### MATERIAL:

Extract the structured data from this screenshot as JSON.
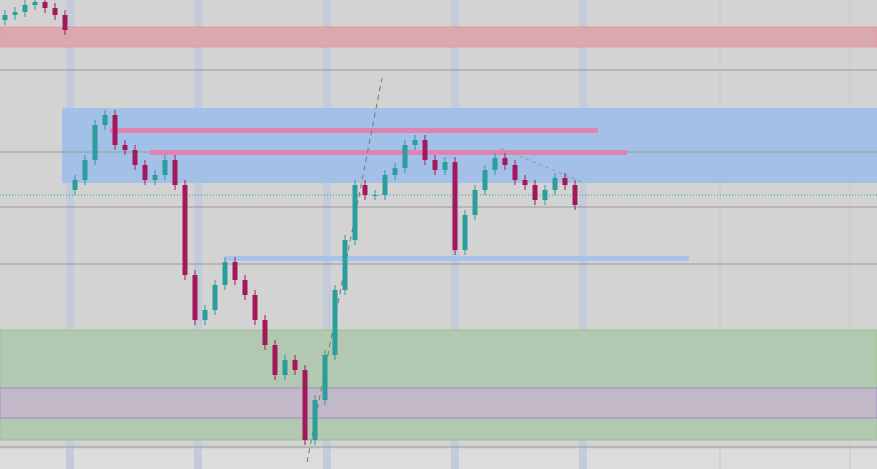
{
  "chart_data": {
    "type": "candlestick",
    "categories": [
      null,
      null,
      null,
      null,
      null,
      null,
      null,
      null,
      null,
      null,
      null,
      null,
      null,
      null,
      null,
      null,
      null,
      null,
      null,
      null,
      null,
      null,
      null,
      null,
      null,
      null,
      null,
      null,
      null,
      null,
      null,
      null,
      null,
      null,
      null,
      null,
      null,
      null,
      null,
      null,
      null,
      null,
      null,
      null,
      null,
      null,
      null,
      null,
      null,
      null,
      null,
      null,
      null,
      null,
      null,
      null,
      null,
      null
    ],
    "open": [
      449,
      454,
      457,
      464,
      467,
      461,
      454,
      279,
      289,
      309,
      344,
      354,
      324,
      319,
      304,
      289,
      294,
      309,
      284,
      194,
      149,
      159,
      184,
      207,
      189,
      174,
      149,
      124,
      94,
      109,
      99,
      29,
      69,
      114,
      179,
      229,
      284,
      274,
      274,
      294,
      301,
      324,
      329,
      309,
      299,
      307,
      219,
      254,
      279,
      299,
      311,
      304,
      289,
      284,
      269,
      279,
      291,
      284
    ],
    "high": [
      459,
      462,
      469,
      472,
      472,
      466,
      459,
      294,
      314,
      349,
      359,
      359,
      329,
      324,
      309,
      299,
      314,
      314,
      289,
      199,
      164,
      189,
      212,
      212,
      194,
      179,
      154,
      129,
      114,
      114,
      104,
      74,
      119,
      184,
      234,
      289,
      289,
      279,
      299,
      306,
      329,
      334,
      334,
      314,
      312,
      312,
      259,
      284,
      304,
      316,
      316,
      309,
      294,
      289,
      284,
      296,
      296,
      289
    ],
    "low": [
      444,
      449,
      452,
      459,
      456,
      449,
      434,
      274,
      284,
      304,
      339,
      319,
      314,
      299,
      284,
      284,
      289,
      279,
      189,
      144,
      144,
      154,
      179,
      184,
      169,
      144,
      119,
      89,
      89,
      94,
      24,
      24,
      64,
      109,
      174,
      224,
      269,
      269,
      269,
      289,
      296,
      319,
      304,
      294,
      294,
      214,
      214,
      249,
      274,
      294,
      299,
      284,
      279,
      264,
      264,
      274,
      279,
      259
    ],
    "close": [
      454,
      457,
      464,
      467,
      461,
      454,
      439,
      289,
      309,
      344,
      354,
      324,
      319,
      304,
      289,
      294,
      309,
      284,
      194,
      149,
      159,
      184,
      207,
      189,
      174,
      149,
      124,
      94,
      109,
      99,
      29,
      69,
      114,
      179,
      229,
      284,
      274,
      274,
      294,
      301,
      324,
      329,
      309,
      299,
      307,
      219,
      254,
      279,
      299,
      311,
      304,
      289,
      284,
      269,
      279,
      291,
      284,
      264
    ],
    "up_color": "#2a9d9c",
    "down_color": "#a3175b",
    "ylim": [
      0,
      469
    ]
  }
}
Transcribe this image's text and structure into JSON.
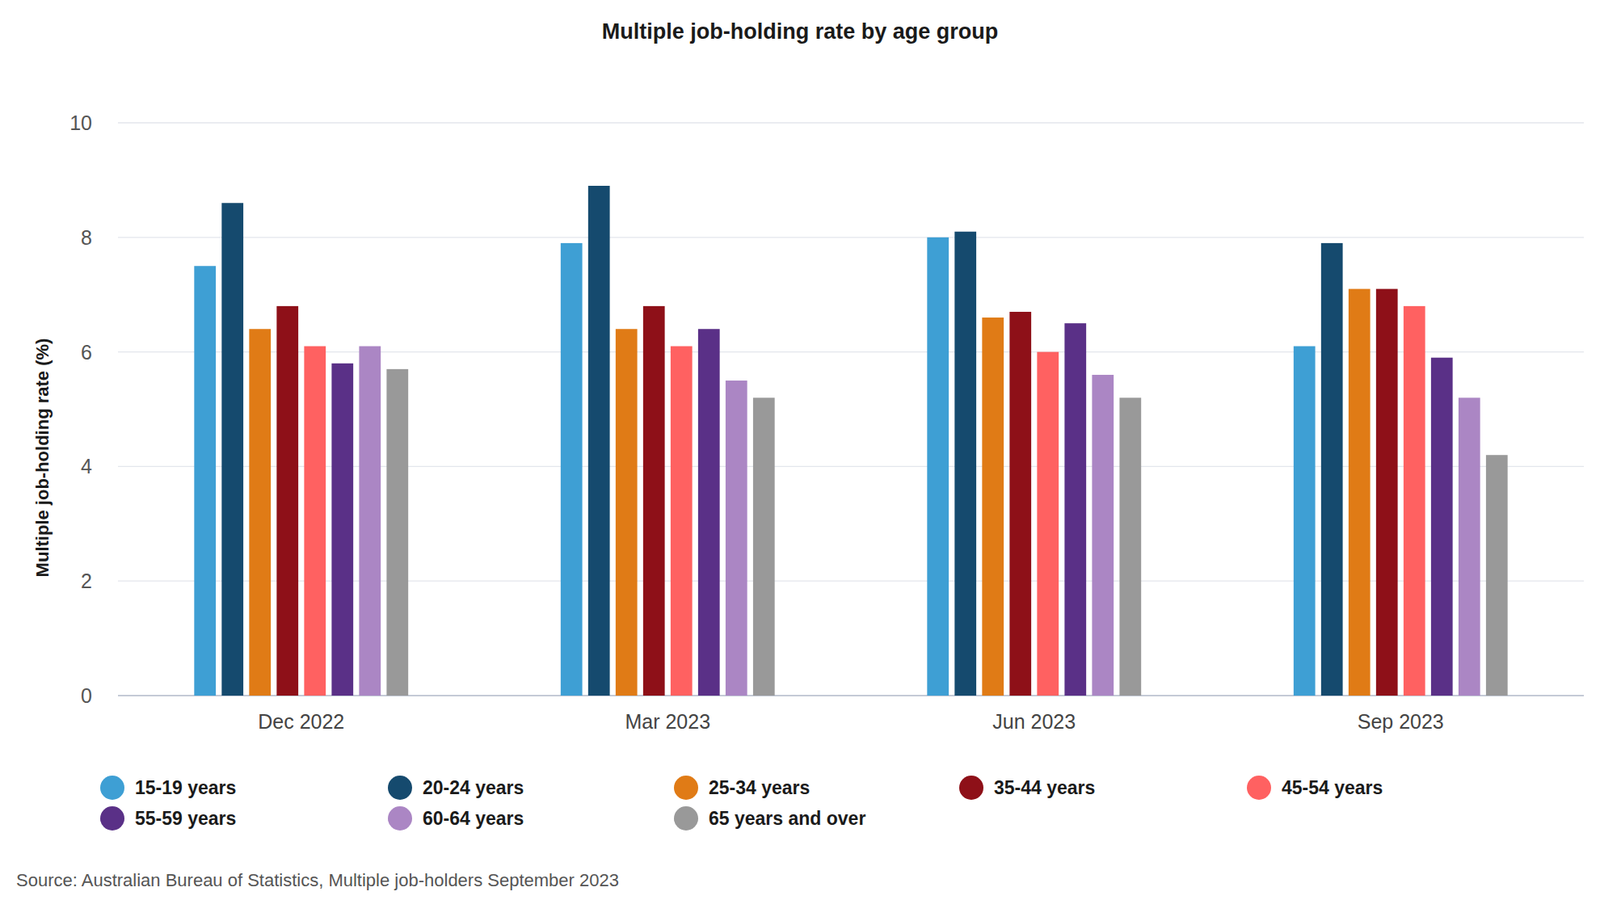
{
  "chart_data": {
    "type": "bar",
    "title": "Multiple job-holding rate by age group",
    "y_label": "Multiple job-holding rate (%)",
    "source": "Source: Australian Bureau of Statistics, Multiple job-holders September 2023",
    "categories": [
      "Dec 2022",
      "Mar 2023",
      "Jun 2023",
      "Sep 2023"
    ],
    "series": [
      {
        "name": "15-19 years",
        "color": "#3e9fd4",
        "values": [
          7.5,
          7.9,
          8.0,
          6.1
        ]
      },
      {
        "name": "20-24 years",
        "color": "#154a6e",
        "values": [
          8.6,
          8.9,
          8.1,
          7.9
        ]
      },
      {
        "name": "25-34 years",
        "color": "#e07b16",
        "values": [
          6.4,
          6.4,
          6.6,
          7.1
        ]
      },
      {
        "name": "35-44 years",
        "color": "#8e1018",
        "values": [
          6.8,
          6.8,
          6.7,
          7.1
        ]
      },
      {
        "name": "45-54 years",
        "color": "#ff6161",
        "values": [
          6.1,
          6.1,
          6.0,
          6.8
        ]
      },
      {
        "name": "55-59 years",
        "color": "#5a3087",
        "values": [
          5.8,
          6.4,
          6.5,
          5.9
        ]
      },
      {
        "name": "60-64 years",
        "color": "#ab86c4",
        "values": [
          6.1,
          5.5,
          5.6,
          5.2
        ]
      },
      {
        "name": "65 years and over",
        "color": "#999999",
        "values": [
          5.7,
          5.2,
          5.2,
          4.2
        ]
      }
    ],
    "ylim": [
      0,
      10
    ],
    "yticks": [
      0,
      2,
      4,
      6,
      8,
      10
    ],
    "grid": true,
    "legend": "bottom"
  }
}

### WHAT THE TASK REQUIRES:
Find and copy every line in the entries above where the string "JSON" occurs.

### RESPONSE:
Extract the structured data from this screenshot as JSON.
Transcribe this image's text and structure into JSON.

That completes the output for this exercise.